To do.
A) Answer these questions from the passage on gifts laid on the altar:
(i) What portion of the gifts was burned on the altar?
(ii) Who received the greater portion of the gifts?
(iii) According to the quotation, with what sacrifices is God well pleased?
B) Carry on the passage on gifts laid on the altar from its last sentence.

Passage to read.
"""

Although God did not stand in need of food, yet these gifts were of a sweet savor to Him, and His ministering servants were nourished by them—the greater portion going to them, it being only a small part (the “memorial” or God’s part) that was burned on the altar.
Christians should evince their gratitude to God for daily mercies, by bringing gifts and laying them on the New Testament altar. “To do good and to communicate forget not; for with such sacrifices God is well pleased.”

"""

Material provided.
"""

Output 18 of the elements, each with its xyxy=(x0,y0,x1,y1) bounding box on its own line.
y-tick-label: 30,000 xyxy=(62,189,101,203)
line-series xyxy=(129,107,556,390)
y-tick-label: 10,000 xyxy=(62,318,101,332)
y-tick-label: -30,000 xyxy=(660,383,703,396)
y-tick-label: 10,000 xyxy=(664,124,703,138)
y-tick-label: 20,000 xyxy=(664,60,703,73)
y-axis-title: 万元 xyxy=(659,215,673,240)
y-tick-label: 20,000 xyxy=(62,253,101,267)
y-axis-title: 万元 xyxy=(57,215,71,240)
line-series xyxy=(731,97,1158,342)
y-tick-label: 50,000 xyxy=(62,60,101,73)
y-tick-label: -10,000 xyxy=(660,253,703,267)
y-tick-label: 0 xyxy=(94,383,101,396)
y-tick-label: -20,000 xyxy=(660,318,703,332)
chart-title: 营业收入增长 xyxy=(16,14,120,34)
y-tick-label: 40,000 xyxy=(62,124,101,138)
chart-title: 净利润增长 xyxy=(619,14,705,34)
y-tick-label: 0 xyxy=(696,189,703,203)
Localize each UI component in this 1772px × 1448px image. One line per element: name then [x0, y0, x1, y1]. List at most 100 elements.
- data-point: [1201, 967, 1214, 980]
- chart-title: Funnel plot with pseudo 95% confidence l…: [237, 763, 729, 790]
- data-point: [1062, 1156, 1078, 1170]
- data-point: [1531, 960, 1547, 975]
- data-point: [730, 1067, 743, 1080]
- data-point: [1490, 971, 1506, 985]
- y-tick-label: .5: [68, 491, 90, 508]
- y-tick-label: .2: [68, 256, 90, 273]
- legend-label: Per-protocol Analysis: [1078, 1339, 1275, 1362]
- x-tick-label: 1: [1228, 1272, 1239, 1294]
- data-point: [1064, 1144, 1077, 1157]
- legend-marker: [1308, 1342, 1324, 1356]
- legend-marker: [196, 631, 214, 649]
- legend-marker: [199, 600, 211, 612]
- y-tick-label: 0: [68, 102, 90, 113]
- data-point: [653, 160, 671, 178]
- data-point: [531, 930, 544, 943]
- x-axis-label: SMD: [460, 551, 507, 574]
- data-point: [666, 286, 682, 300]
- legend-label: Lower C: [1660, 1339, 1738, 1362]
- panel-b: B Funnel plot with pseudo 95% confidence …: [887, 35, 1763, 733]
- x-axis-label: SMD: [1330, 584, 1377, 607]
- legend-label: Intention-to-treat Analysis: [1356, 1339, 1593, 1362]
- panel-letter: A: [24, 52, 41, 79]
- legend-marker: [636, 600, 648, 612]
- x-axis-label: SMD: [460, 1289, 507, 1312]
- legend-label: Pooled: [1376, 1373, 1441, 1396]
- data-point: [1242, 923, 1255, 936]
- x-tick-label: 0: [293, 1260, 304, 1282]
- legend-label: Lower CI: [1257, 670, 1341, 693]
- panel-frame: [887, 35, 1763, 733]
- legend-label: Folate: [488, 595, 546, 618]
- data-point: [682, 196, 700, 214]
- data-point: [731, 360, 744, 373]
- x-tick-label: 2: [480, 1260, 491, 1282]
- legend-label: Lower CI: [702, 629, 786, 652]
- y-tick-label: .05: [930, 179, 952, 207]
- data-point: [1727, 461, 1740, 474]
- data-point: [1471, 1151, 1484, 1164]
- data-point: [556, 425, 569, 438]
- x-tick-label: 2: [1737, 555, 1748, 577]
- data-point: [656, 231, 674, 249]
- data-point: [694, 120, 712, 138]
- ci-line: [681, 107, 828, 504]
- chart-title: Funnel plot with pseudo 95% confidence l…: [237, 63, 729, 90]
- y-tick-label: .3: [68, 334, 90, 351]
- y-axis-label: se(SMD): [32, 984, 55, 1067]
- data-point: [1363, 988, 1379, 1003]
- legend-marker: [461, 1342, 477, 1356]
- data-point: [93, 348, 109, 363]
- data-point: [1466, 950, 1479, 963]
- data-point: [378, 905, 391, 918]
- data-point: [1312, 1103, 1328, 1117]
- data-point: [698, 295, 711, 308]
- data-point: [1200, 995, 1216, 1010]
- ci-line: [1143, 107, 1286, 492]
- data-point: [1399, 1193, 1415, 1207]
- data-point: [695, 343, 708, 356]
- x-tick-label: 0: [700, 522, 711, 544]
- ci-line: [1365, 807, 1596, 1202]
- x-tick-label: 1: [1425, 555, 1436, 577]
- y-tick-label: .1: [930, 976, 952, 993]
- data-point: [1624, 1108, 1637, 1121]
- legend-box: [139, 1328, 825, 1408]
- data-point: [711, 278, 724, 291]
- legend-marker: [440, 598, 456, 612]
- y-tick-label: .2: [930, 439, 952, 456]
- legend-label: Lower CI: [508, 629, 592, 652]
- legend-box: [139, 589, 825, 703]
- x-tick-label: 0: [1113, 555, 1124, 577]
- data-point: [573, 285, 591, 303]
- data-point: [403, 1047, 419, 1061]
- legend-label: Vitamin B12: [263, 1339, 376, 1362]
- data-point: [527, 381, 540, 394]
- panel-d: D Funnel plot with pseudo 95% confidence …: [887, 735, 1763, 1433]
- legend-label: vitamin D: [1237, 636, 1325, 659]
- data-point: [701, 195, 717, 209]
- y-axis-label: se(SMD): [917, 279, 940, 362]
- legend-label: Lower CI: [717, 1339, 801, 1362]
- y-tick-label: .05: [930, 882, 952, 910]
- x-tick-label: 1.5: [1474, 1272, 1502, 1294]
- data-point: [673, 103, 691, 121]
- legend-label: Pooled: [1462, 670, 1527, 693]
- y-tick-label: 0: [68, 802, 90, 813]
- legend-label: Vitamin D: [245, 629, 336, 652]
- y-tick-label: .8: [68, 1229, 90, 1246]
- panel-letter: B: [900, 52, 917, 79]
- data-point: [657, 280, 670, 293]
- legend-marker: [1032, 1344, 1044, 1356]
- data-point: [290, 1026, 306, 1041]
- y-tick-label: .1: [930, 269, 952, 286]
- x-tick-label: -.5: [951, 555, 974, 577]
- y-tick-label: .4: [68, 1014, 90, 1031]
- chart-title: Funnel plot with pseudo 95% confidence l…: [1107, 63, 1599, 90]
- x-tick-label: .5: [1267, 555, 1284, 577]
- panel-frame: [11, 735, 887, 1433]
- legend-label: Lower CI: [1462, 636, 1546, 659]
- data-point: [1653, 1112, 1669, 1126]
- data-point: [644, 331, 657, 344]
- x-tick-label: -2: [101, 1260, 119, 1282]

"""

Task answers.
A)
(i) Only a small part, the "memorial" or God's part.
(ii) His ministering servants.
(iii) Doing good and communicating.

B)
PEACE OFFERING
Peace offerings were taken from the herd or from the flock, and consisted of the same kind of animals that formed the burnt offerings, and, like them, required to be without blemish; they might, however, either be male or female (Leviticus 3). They were slain and skinned, and their blood sprinkled in the same manner as the burnt offerings, but only the fatty parts were burned. The priests got the breast and the right shoulder (Leviticus 7:31-34), which, from the peculiar way they had to present these to the Lord, the one being lifted or heaved up and down, and the other waved to and fro from right to left in the air (Leviticus 7:30; Leviticus 7:32), were called the “heave” and “wave” offerings. All that remained of the carcass belonged to the offerer, who might invite his friends and the poor to feast on it along with him. The priests ate their own portion, and the altar fire devoured God’s part. The offering being thus shared among these three parties, and each of them partaking of it, signified their being at peace and holding communion together, hence the offering is appropriately call a peace offering. Peace offerings of a national character, and on a grand scale, were sometimes offered (Leviticus 9:18; Joshua 8:31; 2 Samuel 6:17; 1 Kings 8:62, etc.).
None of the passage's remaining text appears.